(Region annotation records)
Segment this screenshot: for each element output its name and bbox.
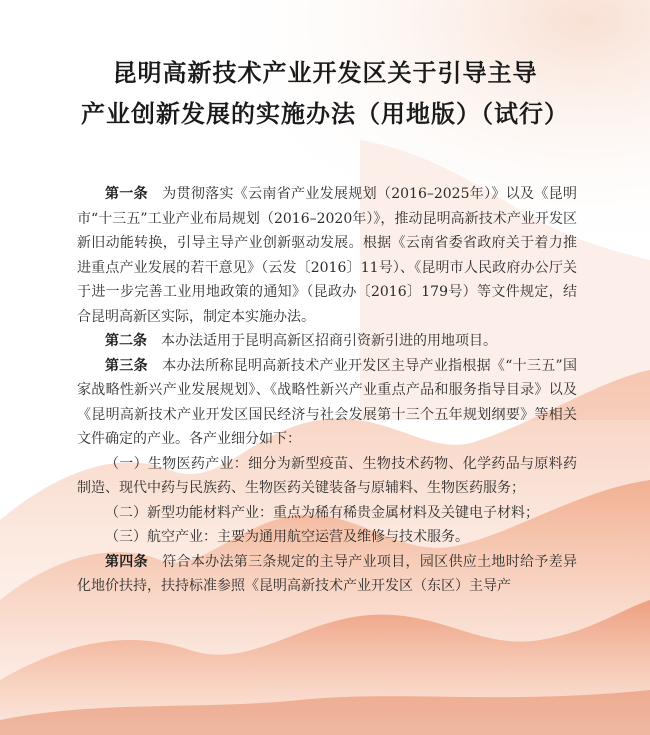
list-item-materials (77, 501, 577, 526)
article-text: 本办法适用于昆明高新区招商引资新引进的用地项目。 (161, 333, 497, 349)
list-item-aviation (77, 525, 577, 550)
article-text: 本办法所称昆明高新技术产业开发区主导产业指根据《“十三五”国家战略性新兴产业发展规划》、《战略性新兴产业重点产品和服务指导目录》以及《昆明高新技术产业开发区国民经济与社会发展第十三个五年规划纲要》等相关文件确定的产业。各产业细分如下： (77, 357, 577, 447)
document-title-line-2: 产业创新发展的实施办法（用地版）（试行） (81, 100, 569, 128)
article-text: 符合本办法第三条规定的主导产业项目，园区供应土地时给予差异化地价扶持，扶持标准参照《昆明高新技术产业开发区（东区）主导产 (77, 553, 577, 594)
document-body (77, 182, 577, 599)
list-item-text: （三）航空产业：主要为通用航空运营及维修与技术服务。 (105, 529, 469, 545)
article-text: 为贯彻落实《云南省产业发展规划（2016–2025年）》以及《昆明市“十三五”工业产业布局规划（2016–2020年）》，推动昆明高新技术产业开发区新旧动能转换，引导主导产业创新驱动发展。根据《云南省委省政府关于着力推进重点产业发展的若干意见》（云发〔2016〕11号）、《昆明市人民政府办公厅关于进一步完善工业用地政策的通知》（昆政办〔2016〕179号）等文件规定，结合昆明高新区实际，制定本实施办法。 (77, 186, 577, 325)
article-number: 第一条 (105, 186, 148, 202)
list-item-text: （二）新型功能材料产业：重点为稀有稀贵金属材料及关键电子材料； (105, 504, 539, 521)
article-4-paragraph (77, 550, 577, 599)
list-item-biomedicine (77, 452, 577, 501)
article-number: 第二条 (105, 333, 147, 349)
article-1-paragraph (77, 182, 577, 329)
list-item-text: （一）生物医药产业：细分为新型疫苗、生物技术药物、化学药品与原料药制造、现代中药与民族药、生物医药关键装备与原辅料、生物医药服务； (77, 455, 577, 496)
article-2-paragraph (77, 329, 577, 354)
article-3-paragraph (77, 354, 577, 452)
document-title-line-1: 昆明高新技术产业开发区关于引导主导 (112, 59, 538, 87)
article-number: 第四条 (105, 553, 148, 570)
article-number: 第三条 (105, 357, 148, 374)
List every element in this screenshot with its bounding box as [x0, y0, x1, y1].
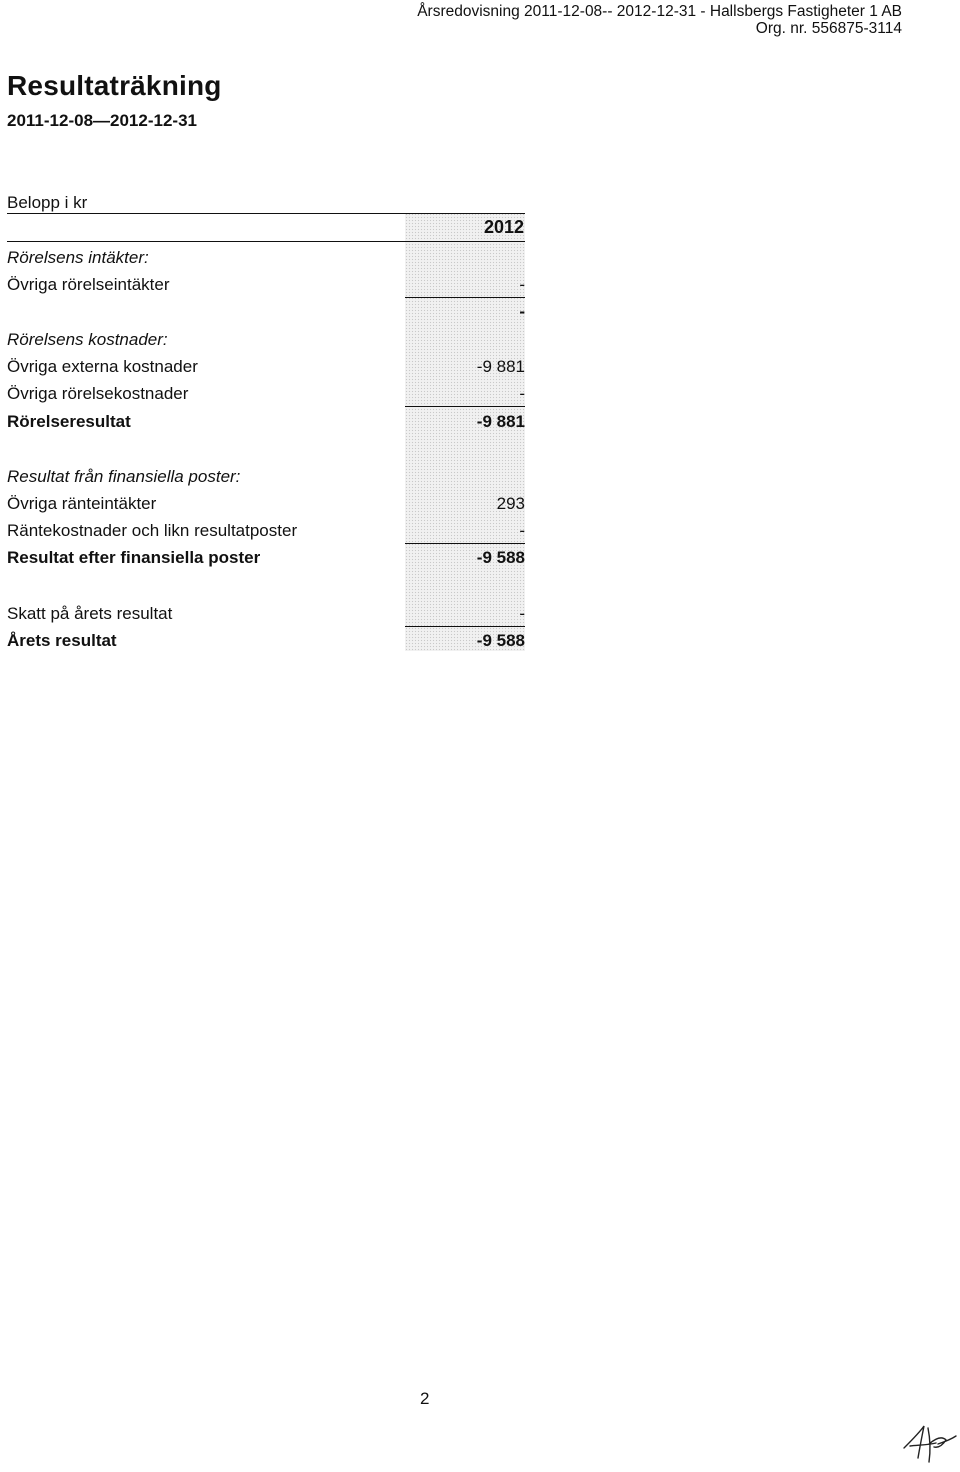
row-rantekostnader: Räntekostnader och likn resultatposter -	[7, 521, 525, 540]
signature-initials	[898, 1418, 958, 1468]
row-ovriga-ranteintakter: Övriga ränteintäkter 293	[7, 494, 525, 513]
header-rule	[7, 213, 525, 214]
year-column-header: 2012	[483, 217, 524, 237]
amount-unit: Belopp i kr	[7, 193, 88, 212]
row-ovriga-rorelseintakter: Övriga rörelseintäkter -	[7, 275, 525, 294]
row-sum-intakter: -	[519, 302, 525, 321]
row-skatt: Skatt på årets resultat -	[7, 604, 525, 623]
row-ovriga-externa-kostnader: Övriga externa kostnader -9 881	[7, 357, 525, 376]
document-header	[417, 3, 902, 37]
header-org-number: Org. nr. 556875-3114	[755, 20, 902, 37]
period-range: 2011-12-08—2012-12-31	[7, 111, 197, 130]
subtotal-rule	[405, 543, 525, 544]
section-heading-intakter: Rörelsens intäkter:	[7, 248, 149, 267]
row-ovriga-rorelsekostnader: Övriga rörelsekostnader -	[7, 384, 525, 403]
page-title: Resultaträkning	[7, 70, 222, 101]
row-rorelseresultat: Rörelseresultat -9 881	[7, 412, 525, 431]
row-resultat-efter-finansiella: Resultat efter finansiella poster -9 588	[7, 548, 525, 567]
subtotal-rule	[405, 626, 525, 627]
subtotal-rule	[405, 406, 525, 407]
section-heading-kostnader: Rörelsens kostnader:	[7, 330, 168, 349]
subtotal-rule	[405, 297, 525, 298]
column-header-rule	[7, 241, 525, 242]
header-report-title: Årsredovisning 2011-12-08-- 2012-12-31 - Hallsbergs Fastigheter 1 AB	[417, 3, 902, 20]
row-arets-resultat: Årets resultat -9 588	[7, 631, 525, 650]
section-heading-finansiella: Resultat från finansiella poster:	[7, 467, 241, 486]
page-number: 2	[420, 1389, 430, 1408]
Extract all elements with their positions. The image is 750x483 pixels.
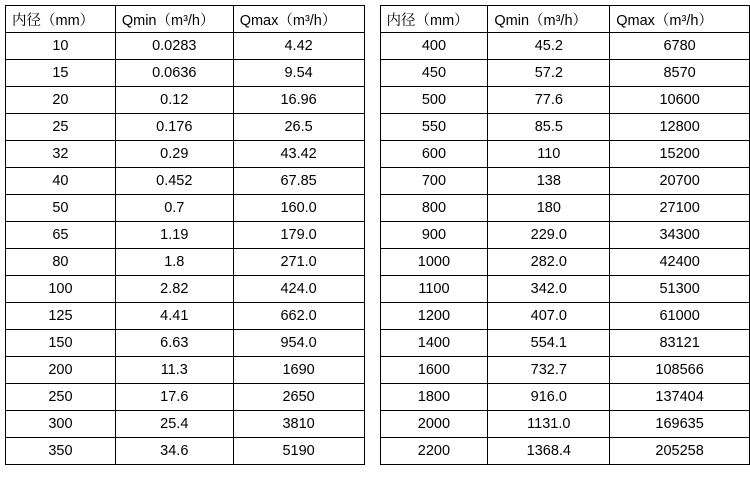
table-row: [6, 141, 365, 168]
cell-qmax: 16.96: [233, 87, 364, 114]
cell-qmax: 26.5: [233, 114, 364, 141]
cell-qmax: 4.42: [233, 33, 364, 60]
table-row: [380, 114, 750, 141]
cell-qmin: 85.5: [488, 114, 610, 141]
cell-qmin: 1.8: [115, 249, 233, 276]
cell-inner-diameter: 1000: [380, 249, 488, 276]
cell-qmin: 4.41: [115, 303, 233, 330]
table-row: [380, 249, 750, 276]
large-diameter-flow-table: [380, 5, 750, 465]
cell-inner-diameter: 1100: [380, 276, 488, 303]
table-row: [6, 411, 365, 438]
cell-inner-diameter: 400: [380, 33, 488, 60]
cell-qmax: 20700: [610, 168, 750, 195]
cell-qmin: 2.82: [115, 276, 233, 303]
cell-inner-diameter: 40: [6, 168, 116, 195]
cell-inner-diameter: 25: [6, 114, 116, 141]
cell-inner-diameter: 100: [6, 276, 116, 303]
cell-qmin: 1131.0: [488, 411, 610, 438]
cell-qmax: 6780: [610, 33, 750, 60]
cell-inner-diameter: 1600: [380, 357, 488, 384]
cell-inner-diameter: 10: [6, 33, 116, 60]
cell-qmax: 42400: [610, 249, 750, 276]
column-header-inner-diameter: 内径（mm）: [6, 6, 116, 33]
cell-inner-diameter: 20: [6, 87, 116, 114]
column-header-qmin: Qmin（m³/h）: [115, 6, 233, 33]
cell-qmax: 15200: [610, 141, 750, 168]
cell-qmin: 282.0: [488, 249, 610, 276]
cell-qmin: 45.2: [488, 33, 610, 60]
column-header-inner-diameter: 内径（mm）: [380, 6, 488, 33]
table-row: [6, 87, 365, 114]
cell-inner-diameter: 600: [380, 141, 488, 168]
table-row: [380, 330, 750, 357]
cell-qmax: 67.85: [233, 168, 364, 195]
cell-qmax: 179.0: [233, 222, 364, 249]
cell-qmax: 8570: [610, 60, 750, 87]
cell-qmax: 169635: [610, 411, 750, 438]
cell-qmin: 0.452: [115, 168, 233, 195]
table-row: [6, 303, 365, 330]
cell-qmin: 342.0: [488, 276, 610, 303]
table-row: [6, 222, 365, 249]
cell-inner-diameter: 800: [380, 195, 488, 222]
table-row: [6, 114, 365, 141]
cell-inner-diameter: 50: [6, 195, 116, 222]
cell-qmin: 0.7: [115, 195, 233, 222]
cell-qmin: 0.0283: [115, 33, 233, 60]
cell-qmin: 11.3: [115, 357, 233, 384]
cell-qmin: 34.6: [115, 438, 233, 465]
cell-qmin: 138: [488, 168, 610, 195]
cell-qmax: 3810: [233, 411, 364, 438]
cell-qmax: 10600: [610, 87, 750, 114]
cell-qmin: 0.29: [115, 141, 233, 168]
column-header-qmax: Qmax（m³/h）: [610, 6, 750, 33]
cell-qmin: 0.176: [115, 114, 233, 141]
cell-qmax: 205258: [610, 438, 750, 465]
cell-qmax: 27100: [610, 195, 750, 222]
cell-qmax: 83121: [610, 330, 750, 357]
table-row: [380, 141, 750, 168]
table-row: [380, 60, 750, 87]
cell-inner-diameter: 2200: [380, 438, 488, 465]
cell-qmin: 77.6: [488, 87, 610, 114]
cell-qmax: 61000: [610, 303, 750, 330]
cell-qmax: 662.0: [233, 303, 364, 330]
cell-qmin: 916.0: [488, 384, 610, 411]
table-row: [6, 438, 365, 465]
cell-qmin: 110: [488, 141, 610, 168]
cell-qmin: 229.0: [488, 222, 610, 249]
table-row: [6, 276, 365, 303]
column-header-qmax: Qmax（m³/h）: [233, 6, 364, 33]
table-row: [380, 222, 750, 249]
table-row: [6, 33, 365, 60]
cell-qmin: 0.0636: [115, 60, 233, 87]
cell-qmax: 34300: [610, 222, 750, 249]
table-row: [380, 384, 750, 411]
table-row: [380, 303, 750, 330]
table-row: [6, 168, 365, 195]
table-header-row: [6, 6, 365, 33]
table-row: [6, 384, 365, 411]
cell-qmax: 5190: [233, 438, 364, 465]
table-row: [380, 87, 750, 114]
cell-inner-diameter: 350: [6, 438, 116, 465]
cell-qmax: 43.42: [233, 141, 364, 168]
small-diameter-flow-table: [5, 5, 365, 465]
cell-qmax: 954.0: [233, 330, 364, 357]
cell-inner-diameter: 2000: [380, 411, 488, 438]
table-row: [6, 357, 365, 384]
cell-qmin: 1.19: [115, 222, 233, 249]
cell-inner-diameter: 1800: [380, 384, 488, 411]
table-row: [380, 168, 750, 195]
cell-qmin: 17.6: [115, 384, 233, 411]
table-row: [380, 33, 750, 60]
cell-inner-diameter: 700: [380, 168, 488, 195]
column-header-qmin: Qmin（m³/h）: [488, 6, 610, 33]
cell-qmax: 424.0: [233, 276, 364, 303]
cell-inner-diameter: 1400: [380, 330, 488, 357]
cell-inner-diameter: 200: [6, 357, 116, 384]
cell-inner-diameter: 300: [6, 411, 116, 438]
cell-qmax: 9.54: [233, 60, 364, 87]
table-header-row: [380, 6, 750, 33]
cell-qmax: 160.0: [233, 195, 364, 222]
cell-qmax: 271.0: [233, 249, 364, 276]
cell-inner-diameter: 550: [380, 114, 488, 141]
cell-inner-diameter: 1200: [380, 303, 488, 330]
table-row: [6, 195, 365, 222]
cell-inner-diameter: 900: [380, 222, 488, 249]
cell-qmin: 0.12: [115, 87, 233, 114]
cell-qmax: 12800: [610, 114, 750, 141]
cell-inner-diameter: 150: [6, 330, 116, 357]
cell-qmax: 2650: [233, 384, 364, 411]
cell-qmax: 1690: [233, 357, 364, 384]
cell-inner-diameter: 15: [6, 60, 116, 87]
cell-qmax: 108566: [610, 357, 750, 384]
table-row: [380, 195, 750, 222]
table-row: [6, 249, 365, 276]
cell-qmax: 137404: [610, 384, 750, 411]
cell-inner-diameter: 32: [6, 141, 116, 168]
cell-qmin: 25.4: [115, 411, 233, 438]
cell-qmin: 1368.4: [488, 438, 610, 465]
table-row: [380, 438, 750, 465]
cell-inner-diameter: 450: [380, 60, 488, 87]
cell-inner-diameter: 125: [6, 303, 116, 330]
cell-qmin: 554.1: [488, 330, 610, 357]
table-row: [6, 330, 365, 357]
table-row: [380, 411, 750, 438]
cell-inner-diameter: 250: [6, 384, 116, 411]
cell-inner-diameter: 80: [6, 249, 116, 276]
table-row: [6, 60, 365, 87]
cell-qmin: 57.2: [488, 60, 610, 87]
cell-qmin: 180: [488, 195, 610, 222]
table-row: [380, 276, 750, 303]
cell-qmin: 732.7: [488, 357, 610, 384]
cell-qmin: 6.63: [115, 330, 233, 357]
cell-qmax: 51300: [610, 276, 750, 303]
cell-inner-diameter: 65: [6, 222, 116, 249]
cell-inner-diameter: 500: [380, 87, 488, 114]
cell-qmin: 407.0: [488, 303, 610, 330]
table-row: [380, 357, 750, 384]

(AIM): Convert the stretch of the listing from the line containing "list-item-materials (77, 501, 577, 526)" through the line containing "document-body (77, 182, 577, 599)" into a JSON list of strings, one string per line, omitting blank lines.

(ANSWER TO THE PROBLEM):
[
  "list-item-materials (77, 501, 577, 526)",
  "article-text: 本办法适用于昆明高新区招商引资新引进的用地项目。 (161, 333, 497, 349)",
  "list-item-aviation (77, 525, 577, 550)",
  "article-text: 本办法所称昆明高新技术产业开发区主导产业指根据《“十三五”国家战略性新兴产业发展规划》、《战略性新兴产业重点产品和服务指导目录》以及《昆明高新技术产业开发区国民经济与社会发展第十三个五年规划纲要》等相关文件确定的产业。各产业细分如下： (77, 357, 577, 447)",
  "document-title-line-2: 产业创新发展的实施办法（用地版）（试行） (81, 100, 569, 128)",
  "article-text: 符合本办法第三条规定的主导产业项目，园区供应土地时给予差异化地价扶持，扶持标准参照《昆明高新技术产业开发区（东区）主导产 (77, 553, 577, 594)",
  "document-body (77, 182, 577, 599)"
]